Exercise task: Repeat every line of the data exactly, but not the pictures.

Task input:
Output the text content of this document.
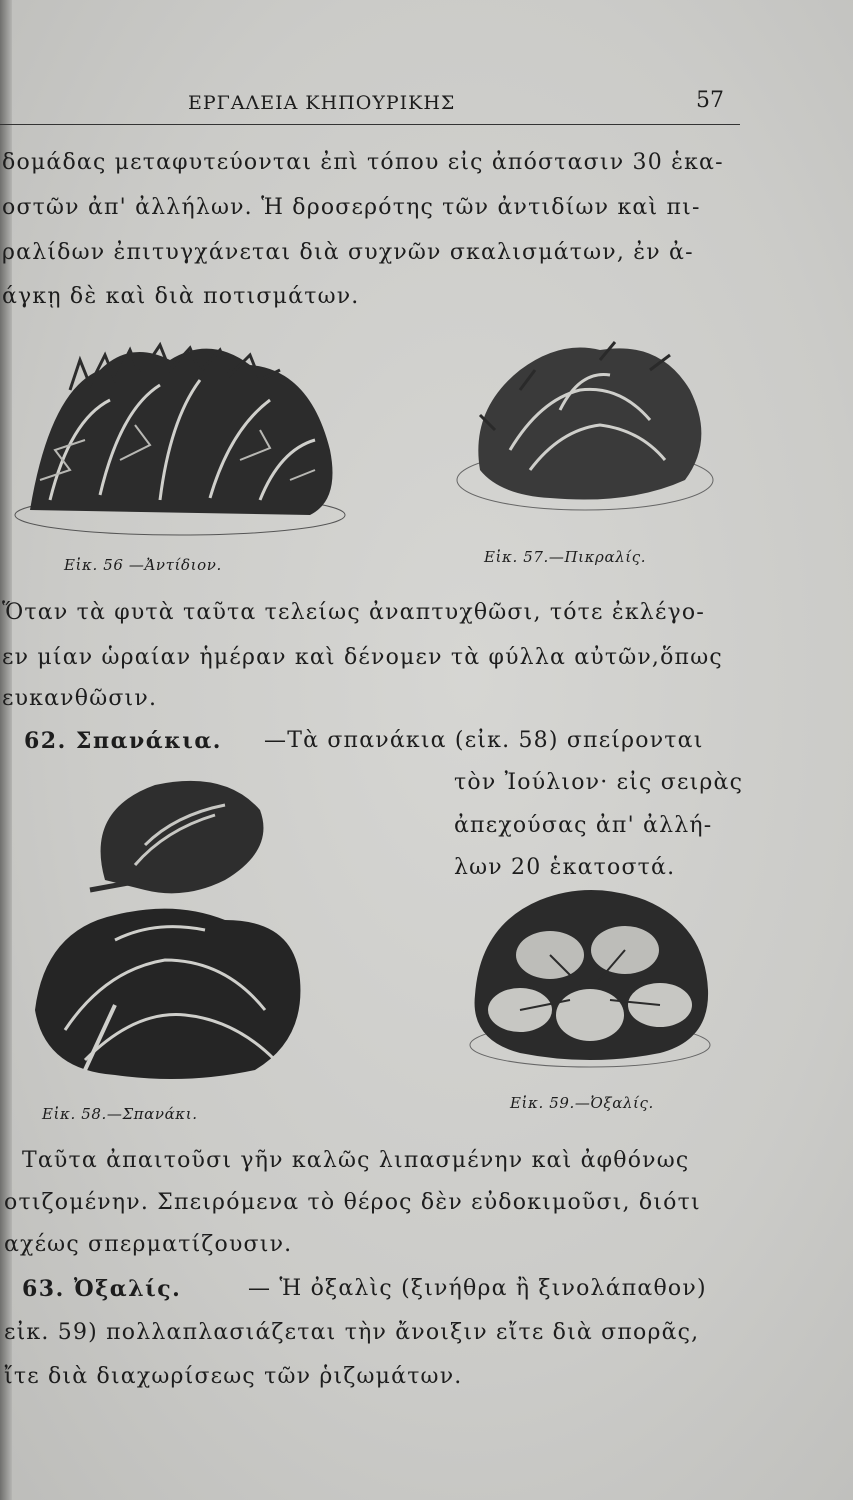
ΕΡΓΑΛΕΙΑ ΚΗΠΟΥΡΙΚΗΣ	57
δομάδας μεταφυτεύονται ἐπὶ τόπου εἰς ἀπόστασιν 30 ἑκα-
οστῶν ἀπ' ἀλλήλων. Ἡ δροσερότης τῶν ἀντιδίων καὶ πι-
ραλίδων ἐπιτυγχάνεται διὰ συχνῶν σκαλισμάτων, ἐν ἀ-
άγκῃ δὲ καὶ διὰ ποτισμάτων.
Εἰκ. 56 —Ἀντίδιον.	Εἰκ. 57.—Πικραλίς.
Ὅταν τὰ φυτὰ ταῦτα τελείως ἀναπτυχθῶσι, τότε ἐκλέγο-
εν μίαν ὡραίαν ἡμέραν καὶ δένομεν τὰ φύλλα αὐτῶν,ὅπως
ευκανθῶσιν.
62. Σπανάκια. —Τὰ σπανάκια (εἰκ. 58) σπείρονται
τὸν Ἰούλιον· εἰς σειρὰς
ἀπεχούσας ἀπ' ἀλλή-
λων 20 ἑκατοστά.
Εἰκ. 58.—Σπανάκι.
Εἰκ. 59.—Ὀξαλίς.
Ταῦτα ἀπαιτοῦσι γῆν καλῶς λιπασμένην καὶ ἀφθόνως
οτιζομένην. Σπειρόμενα τὸ θέρος δὲν εὐδοκιμοῦσι, διότι
αχέως σπερματίζουσιν.
63. Ὀξαλίς.	— Ἡ ὀξαλὶς (ξινήθρα ἢ ξινολάπαθον)
εἰκ. 59) πολλαπλασιάζεται τὴν ἄνοιξιν εἴτε διὰ σπορᾶς,
ἴτε διὰ διαχωρίσεως τῶν ῥιζωμάτων.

Written solution:
Output the text content of this document.
ΕΡΓΑΛΕΙΑ ΚΗΠΟΥΡΙΚΗΣ	57
δομάδας μεταφυτεύονται ἐπὶ τόπου εἰς ἀπόστασιν 30 ἑκα-
οστῶν ἀπ' ἀλλήλων. Ἡ δροσερότης τῶν ἀντιδίων καὶ πι-
ραλίδων ἐπιτυγχάνεται διὰ συχνῶν σκαλισμάτων, ἐν ἀ-
άγκῃ δὲ καὶ διὰ ποτισμάτων.
Εἰκ. 56 —Ἀντίδιον.	Εἰκ. 57.—Πικραλίς.
Ὅταν τὰ φυτὰ ταῦτα τελείως ἀναπτυχθῶσι, τότε ἐκλέγο-
εν μίαν ὡραίαν ἡμέραν καὶ δένομεν τὰ φύλλα αὐτῶν,ὅπως
ευκανθῶσιν.
62. Σπανάκια. —Τὰ σπανάκια (εἰκ. 58) σπείρονται
τὸν Ἰούλιον· εἰς σειρὰς
ἀπεχούσας ἀπ' ἀλλή-
λων 20 ἑκατοστά.
Εἰκ. 58.—Σπανάκι.
Εἰκ. 59.—Ὀξαλίς.
Ταῦτα ἀπαιτοῦσι γῆν καλῶς λιπασμένην καὶ ἀφθόνως
οτιζομένην. Σπειρόμενα τὸ θέρος δὲν εὐδοκιμοῦσι, διότι
αχέως σπερματίζουσιν.
63. Ὀξαλίς.	— Ἡ ὀξαλὶς (ξινήθρα ἢ ξινολάπαθον)
εἰκ. 59) πολλαπλασιάζεται τὴν ἄνοιξιν εἴτε διὰ σπορᾶς,
ἴτε διὰ διαχωρίσεως τῶν ῥιζωμάτων.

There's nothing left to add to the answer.